++++ Materials provided

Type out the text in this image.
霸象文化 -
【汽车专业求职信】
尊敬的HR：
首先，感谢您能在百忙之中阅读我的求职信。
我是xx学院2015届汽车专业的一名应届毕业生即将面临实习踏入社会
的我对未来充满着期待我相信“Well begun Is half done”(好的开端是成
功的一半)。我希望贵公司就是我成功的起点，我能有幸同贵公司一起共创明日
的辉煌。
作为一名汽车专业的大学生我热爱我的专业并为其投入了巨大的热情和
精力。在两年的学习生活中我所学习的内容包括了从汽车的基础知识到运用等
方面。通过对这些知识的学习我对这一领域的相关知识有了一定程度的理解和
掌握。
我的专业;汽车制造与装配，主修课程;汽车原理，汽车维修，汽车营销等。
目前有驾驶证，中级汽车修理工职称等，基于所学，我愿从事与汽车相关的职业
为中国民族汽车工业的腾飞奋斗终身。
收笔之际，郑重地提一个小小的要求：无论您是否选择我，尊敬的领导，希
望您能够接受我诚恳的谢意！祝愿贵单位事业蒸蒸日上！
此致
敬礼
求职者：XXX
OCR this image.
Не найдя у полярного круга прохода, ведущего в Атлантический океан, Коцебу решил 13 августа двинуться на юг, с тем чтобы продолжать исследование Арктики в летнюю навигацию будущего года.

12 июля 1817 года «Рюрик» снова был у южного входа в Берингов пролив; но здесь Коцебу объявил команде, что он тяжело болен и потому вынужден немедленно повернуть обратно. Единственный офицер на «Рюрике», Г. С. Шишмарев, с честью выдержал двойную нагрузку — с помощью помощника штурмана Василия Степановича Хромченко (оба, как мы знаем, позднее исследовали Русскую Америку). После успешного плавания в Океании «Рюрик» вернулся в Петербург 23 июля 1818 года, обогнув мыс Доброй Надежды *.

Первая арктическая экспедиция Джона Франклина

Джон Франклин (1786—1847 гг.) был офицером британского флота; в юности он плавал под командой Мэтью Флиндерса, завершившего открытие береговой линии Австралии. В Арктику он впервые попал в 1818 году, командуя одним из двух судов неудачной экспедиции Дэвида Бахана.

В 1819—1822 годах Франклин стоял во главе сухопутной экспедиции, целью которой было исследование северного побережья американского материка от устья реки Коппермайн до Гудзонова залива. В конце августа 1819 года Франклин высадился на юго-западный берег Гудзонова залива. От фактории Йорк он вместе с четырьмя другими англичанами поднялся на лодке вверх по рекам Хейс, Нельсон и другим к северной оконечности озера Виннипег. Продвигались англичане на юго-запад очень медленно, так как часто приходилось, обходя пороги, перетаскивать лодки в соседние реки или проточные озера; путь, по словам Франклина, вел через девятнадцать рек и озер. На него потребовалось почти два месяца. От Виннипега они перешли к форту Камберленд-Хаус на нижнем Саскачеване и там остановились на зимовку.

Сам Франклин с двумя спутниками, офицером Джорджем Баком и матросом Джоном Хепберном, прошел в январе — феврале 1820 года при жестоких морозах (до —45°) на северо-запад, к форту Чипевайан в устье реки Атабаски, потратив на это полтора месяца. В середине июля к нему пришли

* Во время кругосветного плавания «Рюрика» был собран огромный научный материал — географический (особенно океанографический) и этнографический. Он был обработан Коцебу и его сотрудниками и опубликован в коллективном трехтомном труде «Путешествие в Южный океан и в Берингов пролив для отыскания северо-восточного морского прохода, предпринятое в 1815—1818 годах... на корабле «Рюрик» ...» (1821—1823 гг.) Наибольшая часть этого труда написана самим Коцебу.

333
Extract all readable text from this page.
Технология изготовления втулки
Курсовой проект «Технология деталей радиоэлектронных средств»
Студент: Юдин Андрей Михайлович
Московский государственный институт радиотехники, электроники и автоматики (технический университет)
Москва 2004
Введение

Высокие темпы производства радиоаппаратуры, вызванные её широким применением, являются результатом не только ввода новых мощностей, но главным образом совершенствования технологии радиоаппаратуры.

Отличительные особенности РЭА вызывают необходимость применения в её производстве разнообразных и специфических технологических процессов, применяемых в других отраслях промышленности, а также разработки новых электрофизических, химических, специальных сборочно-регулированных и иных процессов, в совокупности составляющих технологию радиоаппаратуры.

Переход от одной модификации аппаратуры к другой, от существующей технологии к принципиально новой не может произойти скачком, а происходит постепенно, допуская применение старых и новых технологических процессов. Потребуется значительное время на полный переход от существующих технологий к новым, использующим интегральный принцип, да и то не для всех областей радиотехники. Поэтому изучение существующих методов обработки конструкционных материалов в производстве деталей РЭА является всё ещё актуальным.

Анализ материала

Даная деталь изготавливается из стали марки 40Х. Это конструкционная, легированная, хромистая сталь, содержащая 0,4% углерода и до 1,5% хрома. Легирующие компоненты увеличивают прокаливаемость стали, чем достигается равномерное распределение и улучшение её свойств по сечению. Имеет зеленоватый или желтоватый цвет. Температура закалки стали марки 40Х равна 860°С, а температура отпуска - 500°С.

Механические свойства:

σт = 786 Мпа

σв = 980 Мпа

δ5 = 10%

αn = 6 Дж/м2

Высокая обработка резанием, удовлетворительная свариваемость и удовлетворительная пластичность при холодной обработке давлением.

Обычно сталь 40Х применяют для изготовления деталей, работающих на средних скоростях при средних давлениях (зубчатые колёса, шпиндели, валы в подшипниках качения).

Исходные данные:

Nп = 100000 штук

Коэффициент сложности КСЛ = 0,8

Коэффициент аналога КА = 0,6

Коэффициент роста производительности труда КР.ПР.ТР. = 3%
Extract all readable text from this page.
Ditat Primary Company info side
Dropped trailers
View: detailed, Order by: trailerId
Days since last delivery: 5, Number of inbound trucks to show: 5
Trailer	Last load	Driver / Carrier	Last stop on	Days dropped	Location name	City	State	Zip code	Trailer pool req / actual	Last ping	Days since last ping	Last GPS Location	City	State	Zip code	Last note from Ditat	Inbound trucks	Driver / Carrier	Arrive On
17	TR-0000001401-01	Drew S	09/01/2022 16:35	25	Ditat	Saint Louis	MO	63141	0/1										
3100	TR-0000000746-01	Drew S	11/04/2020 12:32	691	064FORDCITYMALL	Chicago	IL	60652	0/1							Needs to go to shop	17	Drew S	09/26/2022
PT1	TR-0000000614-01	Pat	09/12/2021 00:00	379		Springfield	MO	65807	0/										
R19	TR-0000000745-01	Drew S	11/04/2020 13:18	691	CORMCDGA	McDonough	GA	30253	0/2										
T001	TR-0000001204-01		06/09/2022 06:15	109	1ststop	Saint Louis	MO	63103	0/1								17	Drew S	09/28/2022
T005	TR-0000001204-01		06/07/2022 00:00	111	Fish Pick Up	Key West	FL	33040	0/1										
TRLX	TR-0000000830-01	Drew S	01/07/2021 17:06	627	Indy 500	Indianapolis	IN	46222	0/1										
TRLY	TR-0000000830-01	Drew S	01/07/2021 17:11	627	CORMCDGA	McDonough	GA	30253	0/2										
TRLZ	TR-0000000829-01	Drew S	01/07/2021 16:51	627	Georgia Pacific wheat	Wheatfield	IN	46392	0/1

++++++++

What needs to be done: Identify each line of the material where the word "технологии" shows up, and copy it.

Solution to this problem:
Высокие темпы производства радиоаппаратуры, вызванные её широким применением, являются результатом не только ввода новых мощностей, но главным образом совершенствования технологии радиоаппаратуры.
Переход от одной модификации аппаратуры к другой, от существующей технологии к принципиально новой не может произойти скачком, а происходит постепенно, допуская применение старых и новых технологических процессов. Потребуется значительное время на полный переход от существующих технологий к новым, использующим интегральный принцип, да и то не для всех областей радиотехники. Поэтому изучение существующих методов обработки конструкционных материалов в производстве деталей РЭА является всё ещё актуальным.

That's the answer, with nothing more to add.